[Extracts from a graphics dataset]
-- Start --
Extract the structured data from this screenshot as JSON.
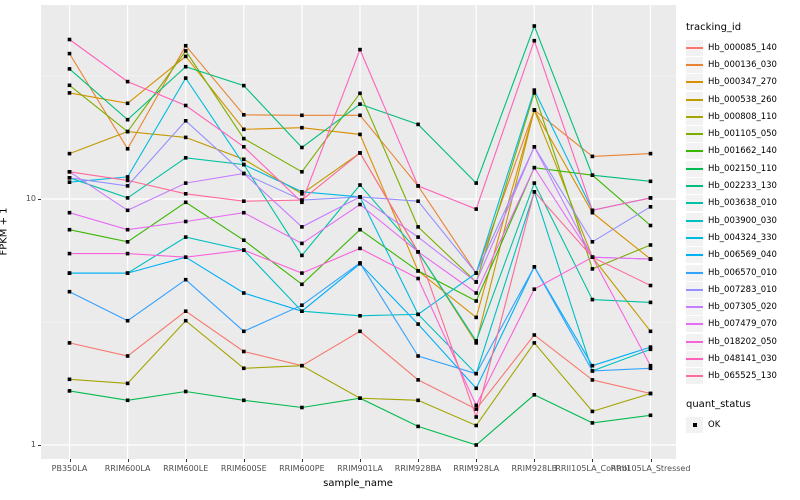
{
  "chart_data": {
    "type": "line",
    "title": "",
    "xlabel": "sample_name",
    "ylabel": "FPKM + 1",
    "y_scale": "log10",
    "y_ticks": [
      1,
      10
    ],
    "y_tick_labels": [
      "1",
      "10"
    ],
    "ylim": [
      0.88,
      61
    ],
    "grid": true,
    "panel_bg": "#EBEBEB",
    "grid_color": "#FFFFFF",
    "point_marker": "black-square",
    "legend_position": "right",
    "legend_title": "tracking_id",
    "categories": [
      "PB350LA",
      "RRIM600LA",
      "RRIM600LE",
      "RRIM600SE",
      "RRIM600PE",
      "RRIM901LA",
      "RRIM928BA",
      "RRIM928LA",
      "RRIM928LB",
      "RRII105LA_Control",
      "RRII105LA_Stressed"
    ],
    "series": [
      {
        "name": "Hb_000085_140",
        "color": "#F8766D",
        "values": [
          2.6,
          2.3,
          3.5,
          2.4,
          2.1,
          2.9,
          1.84,
          1.4,
          2.8,
          1.84,
          1.62
        ]
      },
      {
        "name": "Hb_000136_030",
        "color": "#EA8331",
        "values": [
          39,
          16,
          42,
          22,
          21.9,
          21.9,
          11.3,
          5.0,
          23,
          14.9,
          15.3
        ]
      },
      {
        "name": "Hb_000347_270",
        "color": "#D89000",
        "values": [
          27,
          24.5,
          38,
          19.2,
          19.5,
          18.3,
          5.1,
          3.3,
          23,
          8.8,
          5.7
        ]
      },
      {
        "name": "Hb_000538_260",
        "color": "#C09B00",
        "values": [
          15.3,
          18.8,
          17.8,
          14.5,
          10.5,
          15.4,
          6.1,
          2.6,
          23,
          5.8,
          2.9
        ]
      },
      {
        "name": "Hb_000808_110",
        "color": "#A3A500",
        "values": [
          1.85,
          1.78,
          3.2,
          2.05,
          2.1,
          1.55,
          1.52,
          1.2,
          2.6,
          1.37,
          1.62
        ]
      },
      {
        "name": "Hb_001105_050",
        "color": "#7CAE00",
        "values": [
          29,
          18.8,
          40,
          17.6,
          12.9,
          26.9,
          7.7,
          4.6,
          27,
          5.2,
          6.5
        ]
      },
      {
        "name": "Hb_001662_140",
        "color": "#39B600",
        "values": [
          7.5,
          6.7,
          9.7,
          6.8,
          4.5,
          7.5,
          5.1,
          3.85,
          13.4,
          12.5,
          7.8
        ]
      },
      {
        "name": "Hb_002150_110",
        "color": "#00BB4E",
        "values": [
          1.66,
          1.52,
          1.65,
          1.52,
          1.42,
          1.55,
          1.19,
          1.0,
          1.6,
          1.23,
          1.32
        ]
      },
      {
        "name": "Hb_002233_130",
        "color": "#00BF7D",
        "values": [
          33.8,
          21,
          34.5,
          28.9,
          16.2,
          24.3,
          20.1,
          11.6,
          50.5,
          12.5,
          11.8
        ]
      },
      {
        "name": "Hb_003638_010",
        "color": "#00C1A3",
        "values": [
          12.2,
          10.1,
          14.7,
          13.8,
          5.9,
          11.4,
          6.1,
          2.65,
          11.6,
          3.9,
          3.8
        ]
      },
      {
        "name": "Hb_003900_030",
        "color": "#00BFC4",
        "values": [
          5.0,
          5.0,
          7.0,
          6.2,
          3.5,
          3.35,
          3.4,
          1.95,
          10.7,
          2.0,
          2.45
        ]
      },
      {
        "name": "Hb_004324_330",
        "color": "#00BAE0",
        "values": [
          11.7,
          12.3,
          31,
          13.8,
          10.7,
          10.2,
          3.4,
          5.0,
          27.7,
          9.0,
          10.1
        ]
      },
      {
        "name": "Hb_006569_040",
        "color": "#00B0F6",
        "values": [
          5.0,
          5.0,
          5.8,
          4.15,
          3.5,
          5.45,
          3.1,
          1.7,
          5.3,
          2.1,
          2.5
        ]
      },
      {
        "name": "Hb_006570_010",
        "color": "#35A2FF",
        "values": [
          4.2,
          3.2,
          4.7,
          2.9,
          3.7,
          5.5,
          2.3,
          1.95,
          5.3,
          2.0,
          2.05
        ]
      },
      {
        "name": "Hb_007283_010",
        "color": "#9590FF",
        "values": [
          12.2,
          11.3,
          20.8,
          12.7,
          9.9,
          10.2,
          9.8,
          5.0,
          16.3,
          6.7,
          9.3
        ]
      },
      {
        "name": "Hb_007305_020",
        "color": "#C77CFF",
        "values": [
          12.9,
          9.0,
          11.6,
          12.7,
          7.7,
          10.2,
          7.0,
          4.6,
          16.3,
          5.8,
          5.7
        ]
      },
      {
        "name": "Hb_007479_070",
        "color": "#E76BF3",
        "values": [
          8.8,
          7.5,
          8.1,
          8.8,
          6.6,
          9.5,
          6.1,
          4.15,
          13.4,
          5.8,
          5.7
        ]
      },
      {
        "name": "Hb_018202_050",
        "color": "#FA62DB",
        "values": [
          6.0,
          6.0,
          5.8,
          6.2,
          5.0,
          6.3,
          4.75,
          1.45,
          4.3,
          5.8,
          2.1
        ]
      },
      {
        "name": "Hb_048141_030",
        "color": "#FF62BC",
        "values": [
          44.5,
          30,
          24,
          16.3,
          9.7,
          40.5,
          11.3,
          9.1,
          44,
          9.0,
          10.1
        ]
      },
      {
        "name": "Hb_065525_130",
        "color": "#FF6A98",
        "values": [
          12.9,
          11.9,
          10.5,
          9.8,
          9.9,
          15.4,
          6.1,
          1.3,
          10.7,
          5.8,
          4.45
        ]
      }
    ],
    "legend2_title": "quant_status",
    "legend2_items": [
      {
        "label": "OK",
        "marker": "black-square"
      }
    ]
  }
}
-- End --
Extract all lines from the data in which "black" is found.

* [Final result]:
    "point_marker": "black-square",
        "marker": "black-square"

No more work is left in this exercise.